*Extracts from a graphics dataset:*
-- Start --
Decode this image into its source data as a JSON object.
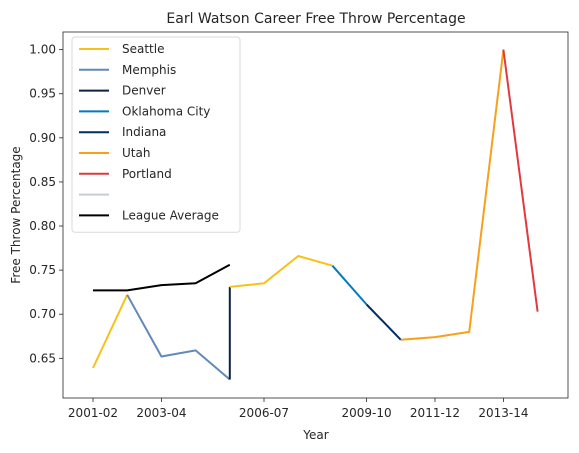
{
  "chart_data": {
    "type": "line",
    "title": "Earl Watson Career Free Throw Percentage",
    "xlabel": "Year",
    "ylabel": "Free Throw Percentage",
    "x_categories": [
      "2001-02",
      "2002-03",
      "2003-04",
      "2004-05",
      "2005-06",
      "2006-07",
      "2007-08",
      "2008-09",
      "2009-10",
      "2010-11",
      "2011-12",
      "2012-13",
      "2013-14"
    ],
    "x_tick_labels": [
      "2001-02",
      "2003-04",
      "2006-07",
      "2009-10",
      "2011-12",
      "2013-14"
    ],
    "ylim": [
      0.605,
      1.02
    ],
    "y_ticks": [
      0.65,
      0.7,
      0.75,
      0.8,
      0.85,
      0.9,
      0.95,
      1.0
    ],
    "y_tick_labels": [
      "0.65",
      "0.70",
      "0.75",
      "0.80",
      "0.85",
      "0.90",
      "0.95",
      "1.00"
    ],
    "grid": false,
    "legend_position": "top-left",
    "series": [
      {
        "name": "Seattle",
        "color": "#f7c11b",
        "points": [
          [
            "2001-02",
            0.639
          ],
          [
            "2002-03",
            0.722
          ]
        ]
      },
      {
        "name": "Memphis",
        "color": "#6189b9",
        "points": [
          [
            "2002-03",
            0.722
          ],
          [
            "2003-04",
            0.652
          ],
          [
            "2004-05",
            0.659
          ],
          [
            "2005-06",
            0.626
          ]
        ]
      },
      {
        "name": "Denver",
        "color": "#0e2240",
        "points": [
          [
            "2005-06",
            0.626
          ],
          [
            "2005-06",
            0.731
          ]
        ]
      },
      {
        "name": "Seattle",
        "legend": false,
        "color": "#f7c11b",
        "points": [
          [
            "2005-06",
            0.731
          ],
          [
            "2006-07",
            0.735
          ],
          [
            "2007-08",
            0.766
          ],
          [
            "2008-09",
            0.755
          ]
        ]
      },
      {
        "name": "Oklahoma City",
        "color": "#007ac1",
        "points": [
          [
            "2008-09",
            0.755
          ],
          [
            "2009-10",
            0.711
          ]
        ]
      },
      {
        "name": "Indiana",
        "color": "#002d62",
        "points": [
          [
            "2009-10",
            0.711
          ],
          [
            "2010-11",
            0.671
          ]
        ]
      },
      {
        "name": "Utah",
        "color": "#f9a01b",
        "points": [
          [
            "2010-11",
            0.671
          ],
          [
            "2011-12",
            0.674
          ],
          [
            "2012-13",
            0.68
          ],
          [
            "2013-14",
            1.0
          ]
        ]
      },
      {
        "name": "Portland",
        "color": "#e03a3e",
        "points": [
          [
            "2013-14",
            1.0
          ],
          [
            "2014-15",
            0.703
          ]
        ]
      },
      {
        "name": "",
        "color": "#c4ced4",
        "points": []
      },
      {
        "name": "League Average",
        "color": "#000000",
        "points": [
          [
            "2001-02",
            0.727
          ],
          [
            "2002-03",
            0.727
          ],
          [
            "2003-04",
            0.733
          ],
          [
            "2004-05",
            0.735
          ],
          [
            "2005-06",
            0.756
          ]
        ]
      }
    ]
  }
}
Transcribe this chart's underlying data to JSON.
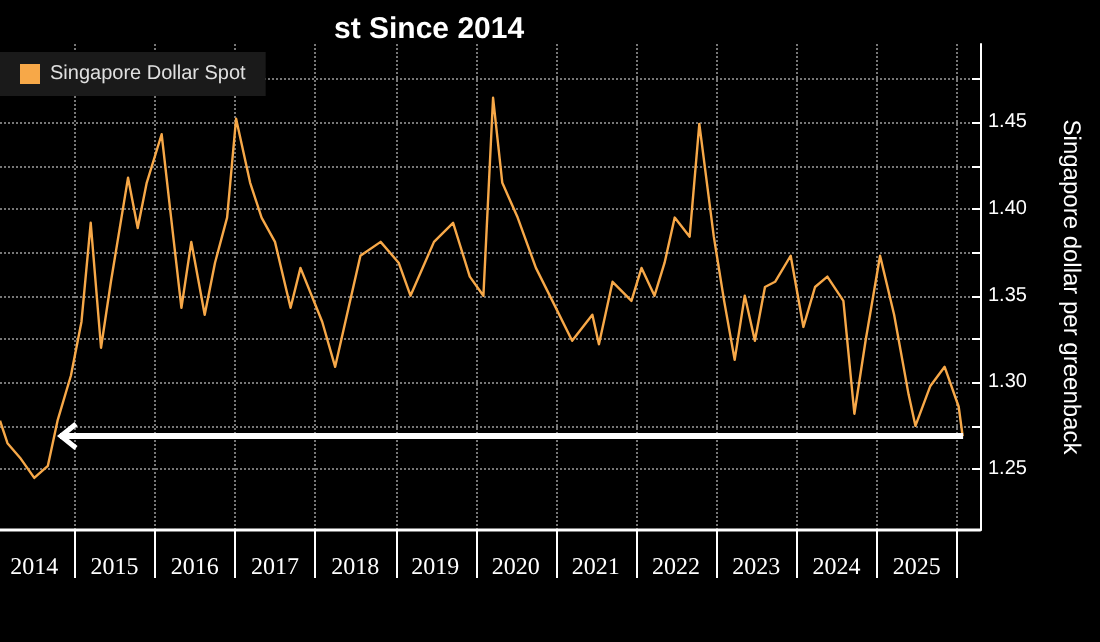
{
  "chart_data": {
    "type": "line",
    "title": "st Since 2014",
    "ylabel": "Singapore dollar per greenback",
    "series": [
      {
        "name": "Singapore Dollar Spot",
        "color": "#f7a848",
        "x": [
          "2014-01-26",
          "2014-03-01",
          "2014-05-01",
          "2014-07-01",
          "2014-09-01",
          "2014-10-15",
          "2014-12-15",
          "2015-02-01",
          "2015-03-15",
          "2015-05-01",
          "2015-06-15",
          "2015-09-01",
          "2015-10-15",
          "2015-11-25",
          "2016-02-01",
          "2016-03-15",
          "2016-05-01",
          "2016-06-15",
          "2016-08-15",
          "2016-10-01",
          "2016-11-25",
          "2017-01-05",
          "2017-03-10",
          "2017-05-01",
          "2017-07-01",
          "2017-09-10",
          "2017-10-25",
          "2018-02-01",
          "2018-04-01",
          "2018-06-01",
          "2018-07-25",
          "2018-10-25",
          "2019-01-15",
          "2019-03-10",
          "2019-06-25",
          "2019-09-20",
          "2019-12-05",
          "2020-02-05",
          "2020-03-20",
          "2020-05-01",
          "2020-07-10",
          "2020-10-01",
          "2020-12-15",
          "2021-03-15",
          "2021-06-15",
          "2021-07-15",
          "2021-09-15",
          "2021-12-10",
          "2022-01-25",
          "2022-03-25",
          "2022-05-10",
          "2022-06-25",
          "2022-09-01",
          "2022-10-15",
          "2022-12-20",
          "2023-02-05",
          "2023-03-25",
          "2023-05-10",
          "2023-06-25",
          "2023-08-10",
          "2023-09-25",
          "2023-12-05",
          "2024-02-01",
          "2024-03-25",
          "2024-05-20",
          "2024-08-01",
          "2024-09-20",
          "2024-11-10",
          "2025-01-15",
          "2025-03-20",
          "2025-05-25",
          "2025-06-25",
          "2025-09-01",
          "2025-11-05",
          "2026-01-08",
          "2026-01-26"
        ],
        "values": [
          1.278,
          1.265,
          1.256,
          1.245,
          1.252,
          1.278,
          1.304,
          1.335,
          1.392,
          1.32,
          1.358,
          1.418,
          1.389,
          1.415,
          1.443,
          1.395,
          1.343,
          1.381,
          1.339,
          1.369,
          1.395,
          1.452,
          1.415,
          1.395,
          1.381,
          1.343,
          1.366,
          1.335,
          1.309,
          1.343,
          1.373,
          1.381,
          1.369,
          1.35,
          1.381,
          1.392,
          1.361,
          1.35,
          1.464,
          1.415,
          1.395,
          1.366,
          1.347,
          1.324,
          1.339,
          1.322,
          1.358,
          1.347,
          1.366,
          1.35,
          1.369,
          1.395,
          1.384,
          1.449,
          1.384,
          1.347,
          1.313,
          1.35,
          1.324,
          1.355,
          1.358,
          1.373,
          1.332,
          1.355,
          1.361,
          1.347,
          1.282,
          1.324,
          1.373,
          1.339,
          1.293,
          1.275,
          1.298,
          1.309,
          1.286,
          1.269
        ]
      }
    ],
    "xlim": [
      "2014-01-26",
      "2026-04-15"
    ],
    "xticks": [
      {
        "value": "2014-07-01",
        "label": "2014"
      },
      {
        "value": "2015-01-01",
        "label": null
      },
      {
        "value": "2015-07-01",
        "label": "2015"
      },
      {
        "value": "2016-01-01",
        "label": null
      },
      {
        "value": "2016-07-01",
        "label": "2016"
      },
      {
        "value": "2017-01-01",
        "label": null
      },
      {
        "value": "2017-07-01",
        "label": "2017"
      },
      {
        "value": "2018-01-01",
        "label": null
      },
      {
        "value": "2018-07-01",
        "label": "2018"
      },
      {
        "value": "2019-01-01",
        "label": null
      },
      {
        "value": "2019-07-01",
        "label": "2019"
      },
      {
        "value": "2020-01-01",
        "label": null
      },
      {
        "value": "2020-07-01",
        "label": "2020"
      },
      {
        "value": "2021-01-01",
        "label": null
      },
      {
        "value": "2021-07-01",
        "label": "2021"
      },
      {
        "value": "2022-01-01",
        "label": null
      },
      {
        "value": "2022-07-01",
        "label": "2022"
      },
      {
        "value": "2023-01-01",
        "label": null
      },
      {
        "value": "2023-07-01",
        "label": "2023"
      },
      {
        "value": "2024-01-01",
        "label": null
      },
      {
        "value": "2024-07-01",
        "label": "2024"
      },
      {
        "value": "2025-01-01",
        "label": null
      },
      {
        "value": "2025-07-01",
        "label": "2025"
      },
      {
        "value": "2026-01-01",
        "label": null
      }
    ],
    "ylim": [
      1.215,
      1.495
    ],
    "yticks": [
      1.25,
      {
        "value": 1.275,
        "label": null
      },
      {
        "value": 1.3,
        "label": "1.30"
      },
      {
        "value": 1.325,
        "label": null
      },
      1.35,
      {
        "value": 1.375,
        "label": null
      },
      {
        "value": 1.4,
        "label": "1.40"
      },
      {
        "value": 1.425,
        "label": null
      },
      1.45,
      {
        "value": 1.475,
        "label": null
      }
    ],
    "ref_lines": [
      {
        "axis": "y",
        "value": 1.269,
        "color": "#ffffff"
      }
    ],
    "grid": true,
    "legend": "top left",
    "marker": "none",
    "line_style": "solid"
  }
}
-- End --
-- Start --
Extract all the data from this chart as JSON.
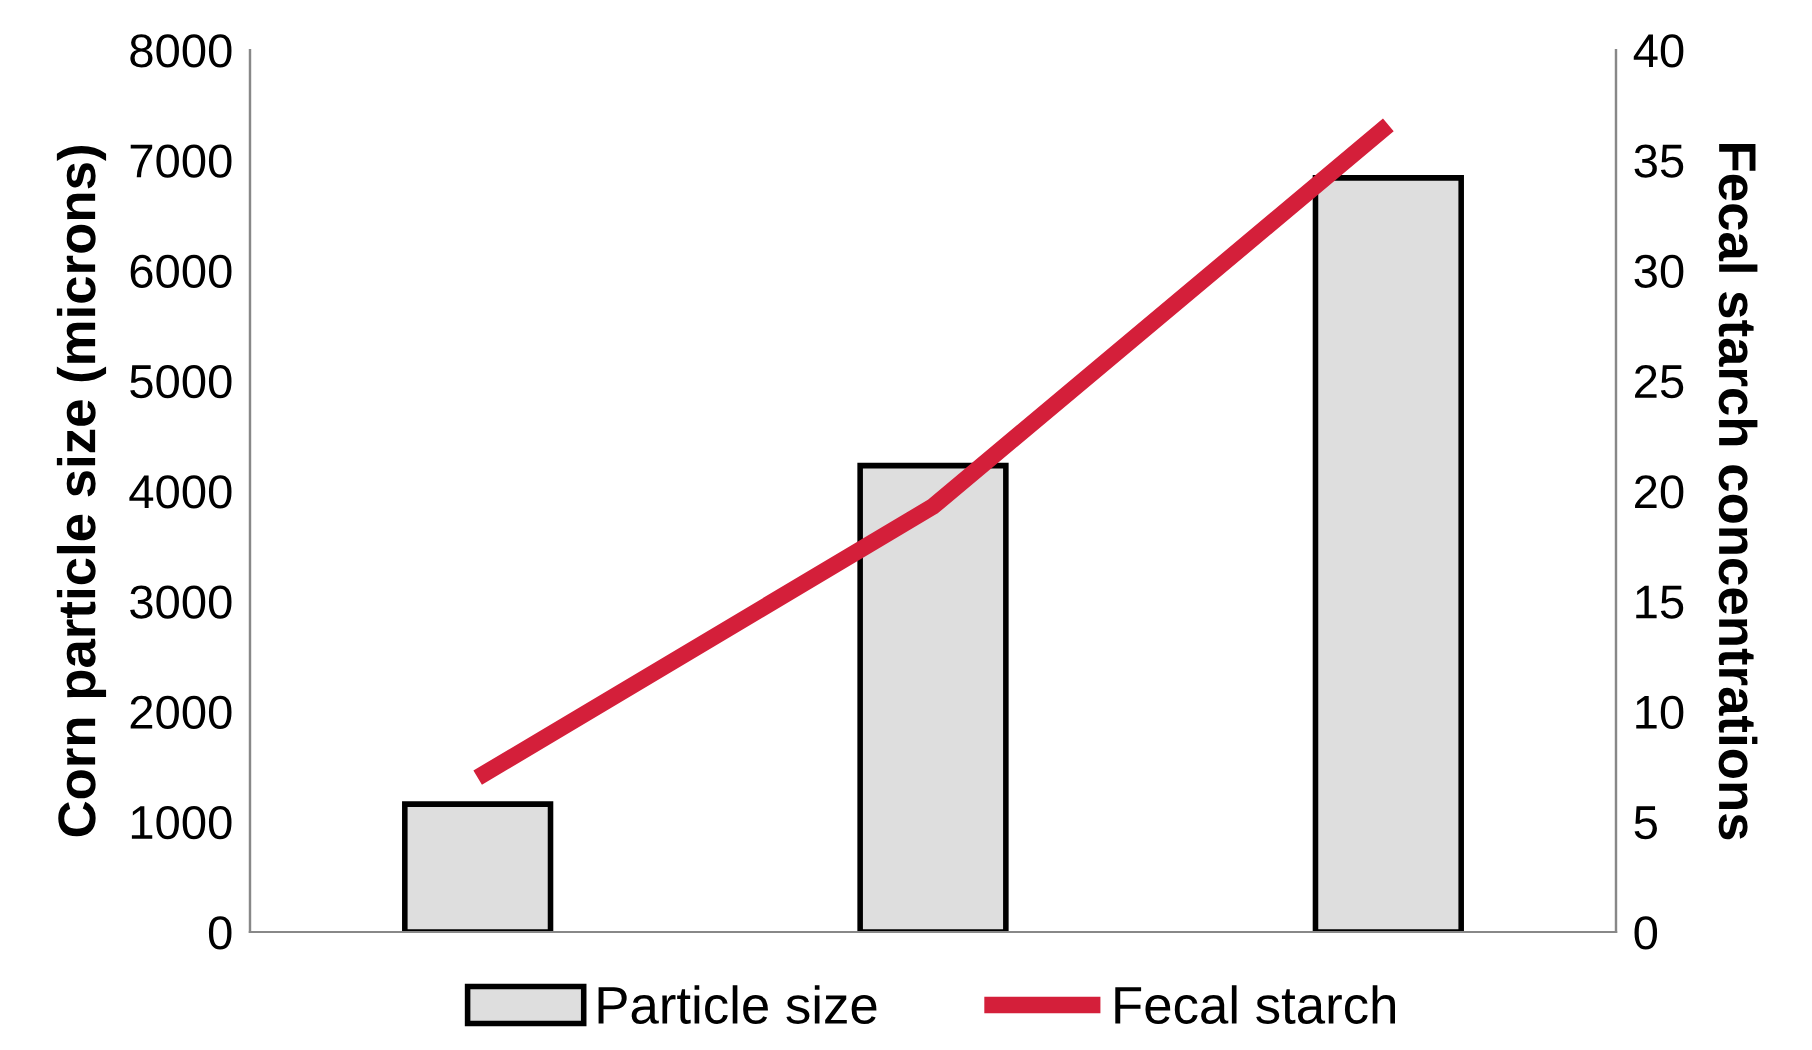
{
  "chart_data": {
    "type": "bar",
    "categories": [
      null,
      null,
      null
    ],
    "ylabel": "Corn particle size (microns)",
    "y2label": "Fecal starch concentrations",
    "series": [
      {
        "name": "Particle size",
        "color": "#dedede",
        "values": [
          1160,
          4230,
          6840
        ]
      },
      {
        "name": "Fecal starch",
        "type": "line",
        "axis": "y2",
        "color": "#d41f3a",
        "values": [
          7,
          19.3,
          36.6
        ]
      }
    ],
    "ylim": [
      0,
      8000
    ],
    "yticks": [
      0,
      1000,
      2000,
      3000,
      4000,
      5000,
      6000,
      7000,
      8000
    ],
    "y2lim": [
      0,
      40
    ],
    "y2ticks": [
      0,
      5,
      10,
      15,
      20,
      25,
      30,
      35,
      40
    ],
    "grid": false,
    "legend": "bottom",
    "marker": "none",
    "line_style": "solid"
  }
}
-- End --
-- Start --
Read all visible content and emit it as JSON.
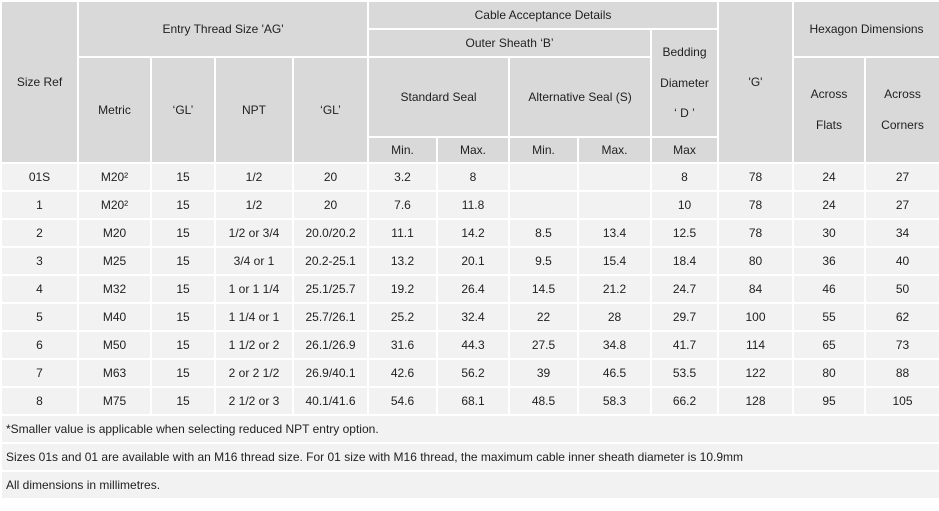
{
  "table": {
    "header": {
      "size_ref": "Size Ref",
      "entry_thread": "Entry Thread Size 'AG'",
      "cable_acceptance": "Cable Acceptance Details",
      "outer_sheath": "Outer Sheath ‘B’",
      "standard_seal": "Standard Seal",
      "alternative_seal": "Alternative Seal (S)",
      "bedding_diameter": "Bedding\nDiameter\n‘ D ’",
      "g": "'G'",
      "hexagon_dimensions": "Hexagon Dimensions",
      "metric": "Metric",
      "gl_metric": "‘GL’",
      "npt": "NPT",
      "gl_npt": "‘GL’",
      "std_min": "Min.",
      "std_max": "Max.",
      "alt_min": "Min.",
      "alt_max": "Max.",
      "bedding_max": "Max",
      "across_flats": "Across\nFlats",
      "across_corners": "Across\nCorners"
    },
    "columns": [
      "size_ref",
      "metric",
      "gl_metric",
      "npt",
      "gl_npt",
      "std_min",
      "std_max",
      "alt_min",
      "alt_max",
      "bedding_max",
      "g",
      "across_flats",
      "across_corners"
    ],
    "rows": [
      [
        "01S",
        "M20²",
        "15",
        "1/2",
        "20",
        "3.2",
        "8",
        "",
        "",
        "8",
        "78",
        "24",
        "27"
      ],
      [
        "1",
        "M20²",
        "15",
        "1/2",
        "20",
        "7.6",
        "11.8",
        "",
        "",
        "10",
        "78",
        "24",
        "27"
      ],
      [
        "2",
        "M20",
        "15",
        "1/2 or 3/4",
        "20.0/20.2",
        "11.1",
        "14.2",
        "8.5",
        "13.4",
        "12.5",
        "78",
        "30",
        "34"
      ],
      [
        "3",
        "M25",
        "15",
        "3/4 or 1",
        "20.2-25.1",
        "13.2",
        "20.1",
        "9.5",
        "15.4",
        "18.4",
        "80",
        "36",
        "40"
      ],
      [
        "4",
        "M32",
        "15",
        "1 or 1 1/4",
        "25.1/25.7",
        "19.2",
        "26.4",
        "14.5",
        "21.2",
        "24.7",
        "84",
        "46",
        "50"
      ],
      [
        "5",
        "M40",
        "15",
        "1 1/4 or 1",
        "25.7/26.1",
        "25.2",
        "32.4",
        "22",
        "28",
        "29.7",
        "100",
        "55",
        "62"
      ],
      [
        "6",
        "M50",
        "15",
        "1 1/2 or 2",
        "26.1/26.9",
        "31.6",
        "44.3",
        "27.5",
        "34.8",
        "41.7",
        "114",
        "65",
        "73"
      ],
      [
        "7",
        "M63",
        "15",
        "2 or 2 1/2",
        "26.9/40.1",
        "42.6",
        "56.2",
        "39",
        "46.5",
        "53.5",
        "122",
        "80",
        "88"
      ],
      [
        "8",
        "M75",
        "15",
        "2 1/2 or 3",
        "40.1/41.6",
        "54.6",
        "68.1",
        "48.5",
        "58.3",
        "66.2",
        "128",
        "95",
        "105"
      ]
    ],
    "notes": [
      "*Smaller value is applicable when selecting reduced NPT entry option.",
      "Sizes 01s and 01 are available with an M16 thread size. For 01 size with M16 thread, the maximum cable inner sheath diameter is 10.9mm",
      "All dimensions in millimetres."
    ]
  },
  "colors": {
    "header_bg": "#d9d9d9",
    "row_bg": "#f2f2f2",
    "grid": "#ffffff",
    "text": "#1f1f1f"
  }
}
-- End --
*REQUIREMENT:* Select every line where the word "Throw" occurs.

*EXPECTED ANSWER:*
    "title": "Earl Watson Career Free Throw Percentage",
    "ylabel": "Free Throw Percentage",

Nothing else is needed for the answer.